WHAT TO DO:
Swap each occurrence of "x-tick-label" in the data below for "x-axis-tick", and leave every other character as it stands.

>> BEGIN INFORMATION SUPPLIED

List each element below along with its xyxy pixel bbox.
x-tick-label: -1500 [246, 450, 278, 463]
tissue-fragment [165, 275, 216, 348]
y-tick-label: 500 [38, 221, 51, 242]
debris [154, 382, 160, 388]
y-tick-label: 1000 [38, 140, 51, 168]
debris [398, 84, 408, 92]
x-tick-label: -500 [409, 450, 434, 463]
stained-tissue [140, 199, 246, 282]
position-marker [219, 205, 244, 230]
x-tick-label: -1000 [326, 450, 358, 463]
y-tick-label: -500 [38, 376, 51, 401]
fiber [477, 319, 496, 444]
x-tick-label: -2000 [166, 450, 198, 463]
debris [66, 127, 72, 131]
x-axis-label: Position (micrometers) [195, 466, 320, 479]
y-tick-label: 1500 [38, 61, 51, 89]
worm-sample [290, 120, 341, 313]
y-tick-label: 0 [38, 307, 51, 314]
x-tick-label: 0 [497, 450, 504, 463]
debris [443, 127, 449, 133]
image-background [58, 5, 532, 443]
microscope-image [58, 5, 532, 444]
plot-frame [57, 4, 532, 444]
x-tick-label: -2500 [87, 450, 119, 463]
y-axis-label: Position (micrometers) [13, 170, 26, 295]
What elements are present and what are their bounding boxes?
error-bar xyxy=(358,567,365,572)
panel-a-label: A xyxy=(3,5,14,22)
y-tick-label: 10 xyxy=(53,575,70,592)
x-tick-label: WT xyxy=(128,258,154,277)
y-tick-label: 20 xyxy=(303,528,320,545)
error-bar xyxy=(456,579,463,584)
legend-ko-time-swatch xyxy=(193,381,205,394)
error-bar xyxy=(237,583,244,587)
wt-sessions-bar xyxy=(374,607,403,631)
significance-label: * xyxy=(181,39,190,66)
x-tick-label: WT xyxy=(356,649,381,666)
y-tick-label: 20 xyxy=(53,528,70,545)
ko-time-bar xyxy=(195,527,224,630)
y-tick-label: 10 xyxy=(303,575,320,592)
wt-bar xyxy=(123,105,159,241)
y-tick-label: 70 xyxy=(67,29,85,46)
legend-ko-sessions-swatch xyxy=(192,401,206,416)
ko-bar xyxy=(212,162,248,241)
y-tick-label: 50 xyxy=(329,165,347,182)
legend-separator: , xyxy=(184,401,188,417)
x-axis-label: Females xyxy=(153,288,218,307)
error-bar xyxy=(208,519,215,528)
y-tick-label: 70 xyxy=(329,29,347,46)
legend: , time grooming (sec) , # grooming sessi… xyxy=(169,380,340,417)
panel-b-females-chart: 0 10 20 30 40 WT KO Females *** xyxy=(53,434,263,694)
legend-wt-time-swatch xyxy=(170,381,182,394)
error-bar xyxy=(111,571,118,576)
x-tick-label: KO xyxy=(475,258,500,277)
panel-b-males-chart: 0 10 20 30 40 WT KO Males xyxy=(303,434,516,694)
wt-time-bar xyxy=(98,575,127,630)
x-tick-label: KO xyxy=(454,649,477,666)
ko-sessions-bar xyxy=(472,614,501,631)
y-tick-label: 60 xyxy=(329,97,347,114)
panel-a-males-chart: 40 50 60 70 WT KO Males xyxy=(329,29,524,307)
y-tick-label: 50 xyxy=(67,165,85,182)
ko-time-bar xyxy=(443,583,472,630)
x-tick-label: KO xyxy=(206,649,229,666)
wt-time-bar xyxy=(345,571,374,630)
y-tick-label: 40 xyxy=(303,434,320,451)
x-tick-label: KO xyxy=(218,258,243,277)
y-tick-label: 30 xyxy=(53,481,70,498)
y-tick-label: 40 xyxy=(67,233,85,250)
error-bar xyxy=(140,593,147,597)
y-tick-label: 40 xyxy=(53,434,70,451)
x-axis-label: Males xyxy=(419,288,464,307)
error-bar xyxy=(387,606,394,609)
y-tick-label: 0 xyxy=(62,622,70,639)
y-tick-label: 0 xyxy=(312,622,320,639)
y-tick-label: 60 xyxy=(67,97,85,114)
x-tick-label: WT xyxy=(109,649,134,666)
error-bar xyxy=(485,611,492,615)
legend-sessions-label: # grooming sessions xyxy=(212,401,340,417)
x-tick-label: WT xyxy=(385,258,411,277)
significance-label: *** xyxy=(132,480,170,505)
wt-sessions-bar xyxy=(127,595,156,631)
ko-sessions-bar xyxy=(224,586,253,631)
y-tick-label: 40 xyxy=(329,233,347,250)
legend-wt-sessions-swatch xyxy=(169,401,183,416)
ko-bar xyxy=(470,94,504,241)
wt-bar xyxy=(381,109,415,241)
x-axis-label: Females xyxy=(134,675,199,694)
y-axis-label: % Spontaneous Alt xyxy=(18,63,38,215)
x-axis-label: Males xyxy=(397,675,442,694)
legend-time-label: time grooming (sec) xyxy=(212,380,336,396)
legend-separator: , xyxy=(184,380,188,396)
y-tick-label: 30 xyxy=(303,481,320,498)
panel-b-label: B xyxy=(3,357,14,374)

>> END INFORMATION SUPPLIED

RESPONSE FOR THIS EXERCISE:
List each element below along with its xyxy pixel bbox.
x-axis-tick: -1500 [246, 450, 278, 463]
tissue-fragment [165, 275, 216, 348]
y-tick-label: 500 [38, 221, 51, 242]
debris [154, 382, 160, 388]
y-tick-label: 1000 [38, 140, 51, 168]
debris [398, 84, 408, 92]
x-axis-tick: -500 [409, 450, 434, 463]
stained-tissue [140, 199, 246, 282]
position-marker [219, 205, 244, 230]
x-axis-tick: -1000 [326, 450, 358, 463]
y-tick-label: -500 [38, 376, 51, 401]
fiber [477, 319, 496, 444]
x-axis-tick: -2000 [166, 450, 198, 463]
debris [66, 127, 72, 131]
x-axis-label: Position (micrometers) [195, 466, 320, 479]
y-tick-label: 1500 [38, 61, 51, 89]
worm-sample [290, 120, 341, 313]
y-tick-label: 0 [38, 307, 51, 314]
x-axis-tick: 0 [497, 450, 504, 463]
debris [443, 127, 449, 133]
image-background [58, 5, 532, 443]
microscope-image [58, 5, 532, 444]
plot-frame [57, 4, 532, 444]
x-axis-tick: -2500 [87, 450, 119, 463]
y-axis-label: Position (micrometers) [13, 170, 26, 295]
What elements are present and what are their bounding boxes?
error-bar xyxy=(358,567,365,572)
panel-a-label: A xyxy=(3,5,14,22)
y-tick-label: 10 xyxy=(53,575,70,592)
x-axis-tick: WT xyxy=(128,258,154,277)
y-tick-label: 20 xyxy=(303,528,320,545)
error-bar xyxy=(456,579,463,584)
legend-ko-time-swatch xyxy=(193,381,205,394)
error-bar xyxy=(237,583,244,587)
wt-sessions-bar xyxy=(374,607,403,631)
significance-label: * xyxy=(181,39,190,66)
x-axis-tick: WT xyxy=(356,649,381,666)
y-tick-label: 20 xyxy=(53,528,70,545)
ko-time-bar xyxy=(195,527,224,630)
y-tick-label: 10 xyxy=(303,575,320,592)
wt-bar xyxy=(123,105,159,241)
y-tick-label: 70 xyxy=(67,29,85,46)
legend-ko-sessions-swatch xyxy=(192,401,206,416)
ko-bar xyxy=(212,162,248,241)
y-tick-label: 50 xyxy=(329,165,347,182)
legend-separator: , xyxy=(184,401,188,417)
x-axis-label: Females xyxy=(153,288,218,307)
error-bar xyxy=(208,519,215,528)
y-tick-label: 70 xyxy=(329,29,347,46)
legend: , time grooming (sec) , # grooming sessi… xyxy=(169,380,340,417)
panel-b-females-chart: 0 10 20 30 40 WT KO Females *** xyxy=(53,434,263,694)
legend-wt-time-swatch xyxy=(170,381,182,394)
error-bar xyxy=(111,571,118,576)
x-axis-tick: KO xyxy=(475,258,500,277)
panel-b-males-chart: 0 10 20 30 40 WT KO Males xyxy=(303,434,516,694)
wt-time-bar xyxy=(98,575,127,630)
x-axis-tick: KO xyxy=(454,649,477,666)
ko-sessions-bar xyxy=(472,614,501,631)
y-tick-label: 60 xyxy=(329,97,347,114)
panel-a-males-chart: 40 50 60 70 WT KO Males xyxy=(329,29,524,307)
y-tick-label: 50 xyxy=(67,165,85,182)
ko-time-bar xyxy=(443,583,472,630)
x-axis-tick: KO xyxy=(206,649,229,666)
wt-time-bar xyxy=(345,571,374,630)
y-tick-label: 40 xyxy=(303,434,320,451)
x-axis-tick: KO xyxy=(218,258,243,277)
y-tick-label: 30 xyxy=(53,481,70,498)
y-tick-label: 40 xyxy=(67,233,85,250)
error-bar xyxy=(140,593,147,597)
y-tick-label: 40 xyxy=(53,434,70,451)
x-axis-label: Males xyxy=(419,288,464,307)
error-bar xyxy=(387,606,394,609)
y-tick-label: 0 xyxy=(62,622,70,639)
y-tick-label: 0 xyxy=(312,622,320,639)
y-tick-label: 60 xyxy=(67,97,85,114)
x-axis-tick: WT xyxy=(109,649,134,666)
error-bar xyxy=(485,611,492,615)
legend-sessions-label: # grooming sessions xyxy=(212,401,340,417)
x-axis-tick: WT xyxy=(385,258,411,277)
significance-label: *** xyxy=(132,480,170,505)
wt-sessions-bar xyxy=(127,595,156,631)
ko-sessions-bar xyxy=(224,586,253,631)
y-tick-label: 40 xyxy=(329,233,347,250)
legend-wt-sessions-swatch xyxy=(169,401,183,416)
ko-bar xyxy=(470,94,504,241)
wt-bar xyxy=(381,109,415,241)
x-axis-label: Females xyxy=(134,675,199,694)
y-axis-label: % Spontaneous Alt xyxy=(18,63,38,215)
x-axis-label: Males xyxy=(397,675,442,694)
legend-time-label: time grooming (sec) xyxy=(212,380,336,396)
legend-separator: , xyxy=(184,380,188,396)
y-tick-label: 30 xyxy=(303,481,320,498)
panel-b-label: B xyxy=(3,357,14,374)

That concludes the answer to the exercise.